# [WHAT TO DO]
1: In the listing, rewrite everything from the first line down to the line containing "- color-swatch-icon: [358, 91, 368, 102]", replacing "Ivory Black" with "Jet Black" and leaving all else unchanged.
2: Write the next part of the biography of the German TV presenter, starting after its last sentence.

# [PASSAGE]
Collien Ulmen (born 26 September 1981) is a German TV presenter, VJ, actress and model.

Early life 
Fernandes was born in Hamburg, Germany to a father of Goan Indian origin and a German mother. She has one younger sister, Elaine.

Aged 15, Fernandes moved out from home to begin her career as a model. Fernandes was interested in music and started singing with the band Yam Yam. She went to dance schools in Hamburg and London.

Career 
Fernandes featured in a number of music videos as background dancer for artists such as Enrique Iglesias and Dieter Bohlen's band Modern Talking. Producers took note of this, and she soon signed a record contract with BMG.

Fernandes began her TV career in 2000 presenting a number of shows and in the autumn of 2001 became the new presenter of Bravo TV on RTL2. This followed with guest appearances by The Dome and TV total. Since 2003, she has been a presenter of a number of shows on the music television channel VIVA and DSF's Maxim TV ...

In February 2004, Fernandes appeared in her first movie . That same year, she appeared in Die Nacht der Lebenden Loser. In 2007, she appeared in two more films, namely  and Morgen, ihr Luschen!, in which she embodied the leading female role. In 2007, she was nominated along with the rest of the cast from the new Sat.1 series Dr. Molly & Karl for an Adolf Grimme Award. And in 2009 she starred in the RTL show Alarm für Cobra 11 – Die Autobahnpolizei. Since the beginning of June 2009, Fernandes has been the presenter of the ProSieben show MyVideoStar.

# [RECORDS FOR THIS EXERCISE]
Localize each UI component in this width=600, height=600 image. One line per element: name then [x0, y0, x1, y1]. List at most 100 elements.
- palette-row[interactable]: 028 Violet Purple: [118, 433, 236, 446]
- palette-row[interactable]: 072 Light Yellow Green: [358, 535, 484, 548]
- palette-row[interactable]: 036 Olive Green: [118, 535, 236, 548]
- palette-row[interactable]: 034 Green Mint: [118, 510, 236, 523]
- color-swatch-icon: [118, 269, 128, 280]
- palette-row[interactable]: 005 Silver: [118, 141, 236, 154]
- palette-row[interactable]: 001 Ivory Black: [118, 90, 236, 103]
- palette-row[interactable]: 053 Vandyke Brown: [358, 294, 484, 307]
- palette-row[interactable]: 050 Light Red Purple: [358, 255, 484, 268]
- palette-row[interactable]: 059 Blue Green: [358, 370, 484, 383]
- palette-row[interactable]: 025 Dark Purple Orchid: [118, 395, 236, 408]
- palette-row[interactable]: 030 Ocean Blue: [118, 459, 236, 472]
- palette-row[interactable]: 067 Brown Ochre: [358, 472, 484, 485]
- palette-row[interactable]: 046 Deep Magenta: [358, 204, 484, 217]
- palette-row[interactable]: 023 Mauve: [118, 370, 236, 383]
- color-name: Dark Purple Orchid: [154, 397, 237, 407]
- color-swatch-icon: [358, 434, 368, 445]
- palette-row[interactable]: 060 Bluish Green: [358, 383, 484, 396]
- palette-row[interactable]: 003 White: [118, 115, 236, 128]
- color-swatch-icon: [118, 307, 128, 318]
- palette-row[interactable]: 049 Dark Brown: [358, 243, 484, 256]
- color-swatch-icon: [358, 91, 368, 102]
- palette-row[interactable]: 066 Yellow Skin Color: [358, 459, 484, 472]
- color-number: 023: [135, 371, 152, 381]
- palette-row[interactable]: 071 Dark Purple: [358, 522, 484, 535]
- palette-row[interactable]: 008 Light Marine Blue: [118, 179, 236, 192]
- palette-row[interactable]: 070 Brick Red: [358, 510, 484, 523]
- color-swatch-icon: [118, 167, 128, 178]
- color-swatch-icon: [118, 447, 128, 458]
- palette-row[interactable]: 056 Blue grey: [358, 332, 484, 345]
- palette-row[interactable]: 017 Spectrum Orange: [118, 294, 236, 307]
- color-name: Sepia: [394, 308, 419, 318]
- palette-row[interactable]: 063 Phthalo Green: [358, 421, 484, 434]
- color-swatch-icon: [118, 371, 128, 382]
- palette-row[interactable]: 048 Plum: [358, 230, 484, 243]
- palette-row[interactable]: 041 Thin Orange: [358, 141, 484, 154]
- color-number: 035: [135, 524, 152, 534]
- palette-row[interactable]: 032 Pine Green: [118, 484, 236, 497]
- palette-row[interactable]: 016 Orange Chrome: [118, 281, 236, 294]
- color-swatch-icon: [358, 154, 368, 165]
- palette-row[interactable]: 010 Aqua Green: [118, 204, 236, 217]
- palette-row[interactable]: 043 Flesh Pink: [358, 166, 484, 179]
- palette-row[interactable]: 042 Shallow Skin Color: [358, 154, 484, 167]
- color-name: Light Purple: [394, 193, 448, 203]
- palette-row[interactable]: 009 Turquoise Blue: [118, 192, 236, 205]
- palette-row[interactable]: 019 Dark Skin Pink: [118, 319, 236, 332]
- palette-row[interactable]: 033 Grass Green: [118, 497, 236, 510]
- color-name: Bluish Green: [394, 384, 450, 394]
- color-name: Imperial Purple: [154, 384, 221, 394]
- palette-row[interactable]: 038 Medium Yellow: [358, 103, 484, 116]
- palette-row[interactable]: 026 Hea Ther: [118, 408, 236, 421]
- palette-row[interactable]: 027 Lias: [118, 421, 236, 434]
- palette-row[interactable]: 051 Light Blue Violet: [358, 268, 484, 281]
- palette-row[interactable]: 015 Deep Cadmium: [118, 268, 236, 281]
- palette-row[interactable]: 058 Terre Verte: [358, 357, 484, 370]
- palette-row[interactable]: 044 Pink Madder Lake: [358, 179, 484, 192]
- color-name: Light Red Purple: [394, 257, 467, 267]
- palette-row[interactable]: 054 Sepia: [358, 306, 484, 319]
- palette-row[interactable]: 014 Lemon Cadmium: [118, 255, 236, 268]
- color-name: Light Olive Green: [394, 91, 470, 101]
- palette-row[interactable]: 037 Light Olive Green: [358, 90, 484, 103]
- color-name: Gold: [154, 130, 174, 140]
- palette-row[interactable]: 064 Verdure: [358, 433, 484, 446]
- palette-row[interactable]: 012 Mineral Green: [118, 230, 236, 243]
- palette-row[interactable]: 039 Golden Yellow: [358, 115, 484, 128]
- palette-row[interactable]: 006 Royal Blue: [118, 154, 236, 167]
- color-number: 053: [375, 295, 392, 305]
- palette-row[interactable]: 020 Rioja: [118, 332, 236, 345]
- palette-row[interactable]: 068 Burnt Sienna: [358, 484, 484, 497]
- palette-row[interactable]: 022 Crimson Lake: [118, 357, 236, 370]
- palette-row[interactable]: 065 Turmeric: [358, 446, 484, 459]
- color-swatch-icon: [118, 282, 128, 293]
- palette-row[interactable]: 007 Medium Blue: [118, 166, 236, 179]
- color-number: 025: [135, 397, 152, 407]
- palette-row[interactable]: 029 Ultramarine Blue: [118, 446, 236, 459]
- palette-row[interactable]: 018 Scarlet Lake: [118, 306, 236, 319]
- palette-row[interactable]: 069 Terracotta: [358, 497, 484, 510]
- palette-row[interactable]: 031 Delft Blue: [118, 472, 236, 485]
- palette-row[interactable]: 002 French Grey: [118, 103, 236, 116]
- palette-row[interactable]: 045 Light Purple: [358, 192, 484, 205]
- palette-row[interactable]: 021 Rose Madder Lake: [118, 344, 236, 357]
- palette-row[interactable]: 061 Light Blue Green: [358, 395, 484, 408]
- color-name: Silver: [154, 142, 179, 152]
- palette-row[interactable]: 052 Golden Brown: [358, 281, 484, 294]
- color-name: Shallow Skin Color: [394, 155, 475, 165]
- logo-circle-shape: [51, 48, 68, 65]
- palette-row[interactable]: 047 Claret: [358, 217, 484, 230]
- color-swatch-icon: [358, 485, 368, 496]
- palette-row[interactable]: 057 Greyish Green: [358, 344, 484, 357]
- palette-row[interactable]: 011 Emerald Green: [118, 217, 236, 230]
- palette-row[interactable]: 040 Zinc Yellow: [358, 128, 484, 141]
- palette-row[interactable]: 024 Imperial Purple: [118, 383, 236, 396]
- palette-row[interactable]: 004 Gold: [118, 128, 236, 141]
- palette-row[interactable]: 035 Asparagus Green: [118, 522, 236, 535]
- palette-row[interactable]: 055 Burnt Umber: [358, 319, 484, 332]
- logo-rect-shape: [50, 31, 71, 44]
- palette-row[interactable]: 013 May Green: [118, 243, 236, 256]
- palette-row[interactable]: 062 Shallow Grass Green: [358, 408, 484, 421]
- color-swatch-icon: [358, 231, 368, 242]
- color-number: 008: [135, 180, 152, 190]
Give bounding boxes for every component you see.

# [ANSWERS]
1:
Localize each UI component in this width=600, height=600 image. One line per element: name then [x0, y0, x1, y1]. List at most 100 elements.
- palette-row[interactable]: 028 Violet Purple: [118, 433, 236, 446]
- palette-row[interactable]: 072 Light Yellow Green: [358, 535, 484, 548]
- palette-row[interactable]: 036 Olive Green: [118, 535, 236, 548]
- palette-row[interactable]: 034 Green Mint: [118, 510, 236, 523]
- color-swatch-icon: [118, 269, 128, 280]
- palette-row[interactable]: 005 Silver: [118, 141, 236, 154]
- palette-row[interactable]: 001 Jet Black: [118, 90, 236, 103]
- palette-row[interactable]: 053 Vandyke Brown: [358, 294, 484, 307]
- palette-row[interactable]: 050 Light Red Purple: [358, 255, 484, 268]
- palette-row[interactable]: 059 Blue Green: [358, 370, 484, 383]
- palette-row[interactable]: 025 Dark Purple Orchid: [118, 395, 236, 408]
- palette-row[interactable]: 030 Ocean Blue: [118, 459, 236, 472]
- palette-row[interactable]: 067 Brown Ochre: [358, 472, 484, 485]
- palette-row[interactable]: 046 Deep Magenta: [358, 204, 484, 217]
- palette-row[interactable]: 023 Mauve: [118, 370, 236, 383]
- color-name: Dark Purple Orchid: [154, 397, 237, 407]
- color-swatch-icon: [358, 434, 368, 445]
- palette-row[interactable]: 060 Bluish Green: [358, 383, 484, 396]
- palette-row[interactable]: 003 White: [118, 115, 236, 128]
- color-swatch-icon: [118, 307, 128, 318]
- palette-row[interactable]: 049 Dark Brown: [358, 243, 484, 256]
- color-swatch-icon: [358, 91, 368, 102]

2:
In September 2009, Fernandes was ejected from the Internationale Funkausstellung Berlin for asking Lady Gaga during a press conference whether she had a penis or a vagina.

Modelling 
Fernandes has modelled for a number of companies, including Otto, Neckermann and BeeDees. She has also been in television advertisements for Ferrero's Kinder Bueno and Mercedes-Benz.

Fernandes was elected "Woman of the Year" in 2003 and 2006 by the readers of the German Maxim. She has also appeared in other editions of Maxim – in Russia, Spain, Ukraine and the United States. In 2010 she was elected "Sexiest Woman in the World" by the readers of the German FHM magazine.

Personal life
Fernandes met German actor Christian Ulmen in August 2010 and the couple wed on 22 June 2011. Their first child was born in April 2012.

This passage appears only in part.